Read the lines that follow and pick out every one containing the word "Português".

---+---

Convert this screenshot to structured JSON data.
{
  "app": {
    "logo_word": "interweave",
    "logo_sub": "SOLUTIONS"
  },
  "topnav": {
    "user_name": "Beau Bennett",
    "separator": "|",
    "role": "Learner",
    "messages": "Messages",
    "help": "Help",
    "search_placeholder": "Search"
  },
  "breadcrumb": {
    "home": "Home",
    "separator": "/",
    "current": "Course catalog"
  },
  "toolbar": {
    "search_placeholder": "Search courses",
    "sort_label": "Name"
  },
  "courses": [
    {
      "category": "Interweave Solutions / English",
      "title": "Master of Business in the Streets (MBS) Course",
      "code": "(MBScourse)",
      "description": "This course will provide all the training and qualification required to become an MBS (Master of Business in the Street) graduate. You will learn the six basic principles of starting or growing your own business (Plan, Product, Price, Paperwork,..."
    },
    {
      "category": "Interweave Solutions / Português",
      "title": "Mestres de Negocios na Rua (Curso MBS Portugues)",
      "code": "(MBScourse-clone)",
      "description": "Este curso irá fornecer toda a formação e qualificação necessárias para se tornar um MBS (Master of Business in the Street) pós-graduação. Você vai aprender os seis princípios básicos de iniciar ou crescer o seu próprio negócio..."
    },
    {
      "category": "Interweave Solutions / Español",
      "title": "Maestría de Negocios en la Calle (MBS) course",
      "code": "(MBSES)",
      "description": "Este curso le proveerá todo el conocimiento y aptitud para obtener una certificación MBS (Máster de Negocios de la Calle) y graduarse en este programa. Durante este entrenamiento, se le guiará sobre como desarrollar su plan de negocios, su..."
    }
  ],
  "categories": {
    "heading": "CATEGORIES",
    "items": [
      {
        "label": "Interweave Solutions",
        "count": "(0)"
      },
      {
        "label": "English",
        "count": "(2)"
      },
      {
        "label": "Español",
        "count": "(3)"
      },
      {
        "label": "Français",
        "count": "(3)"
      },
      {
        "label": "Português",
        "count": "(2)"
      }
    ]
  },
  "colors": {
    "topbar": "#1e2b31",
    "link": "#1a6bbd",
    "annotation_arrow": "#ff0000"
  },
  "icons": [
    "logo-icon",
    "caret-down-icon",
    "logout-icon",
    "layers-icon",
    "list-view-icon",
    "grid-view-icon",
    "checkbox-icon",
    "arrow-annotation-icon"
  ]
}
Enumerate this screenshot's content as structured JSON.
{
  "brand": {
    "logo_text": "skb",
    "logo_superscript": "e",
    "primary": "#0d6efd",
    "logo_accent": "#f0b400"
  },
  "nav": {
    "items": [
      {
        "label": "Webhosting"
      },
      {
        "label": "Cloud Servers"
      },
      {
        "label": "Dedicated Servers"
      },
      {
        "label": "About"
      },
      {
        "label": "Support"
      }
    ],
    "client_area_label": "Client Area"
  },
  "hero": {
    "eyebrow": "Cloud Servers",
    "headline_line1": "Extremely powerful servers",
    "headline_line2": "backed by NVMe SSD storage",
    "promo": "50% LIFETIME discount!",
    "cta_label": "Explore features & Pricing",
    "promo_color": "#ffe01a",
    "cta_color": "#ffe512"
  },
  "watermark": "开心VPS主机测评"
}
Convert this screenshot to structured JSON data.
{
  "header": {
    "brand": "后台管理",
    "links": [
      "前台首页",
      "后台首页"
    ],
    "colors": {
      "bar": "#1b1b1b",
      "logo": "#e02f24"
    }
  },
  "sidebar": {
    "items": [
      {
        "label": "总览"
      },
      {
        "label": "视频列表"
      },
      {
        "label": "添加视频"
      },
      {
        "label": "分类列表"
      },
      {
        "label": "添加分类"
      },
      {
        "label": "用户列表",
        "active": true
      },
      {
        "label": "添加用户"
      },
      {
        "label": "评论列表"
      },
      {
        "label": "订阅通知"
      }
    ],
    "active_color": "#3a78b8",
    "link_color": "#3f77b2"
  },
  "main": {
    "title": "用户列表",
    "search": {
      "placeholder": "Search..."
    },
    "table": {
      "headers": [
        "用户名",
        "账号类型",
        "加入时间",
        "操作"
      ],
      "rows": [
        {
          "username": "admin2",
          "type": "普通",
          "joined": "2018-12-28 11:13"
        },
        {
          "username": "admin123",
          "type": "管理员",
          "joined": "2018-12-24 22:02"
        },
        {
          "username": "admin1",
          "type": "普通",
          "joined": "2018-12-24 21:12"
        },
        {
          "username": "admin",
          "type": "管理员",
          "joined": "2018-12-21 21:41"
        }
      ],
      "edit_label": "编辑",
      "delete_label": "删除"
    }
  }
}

---+---

The output:
      "category": "Interweave Solutions / Português",
        "label": "Português",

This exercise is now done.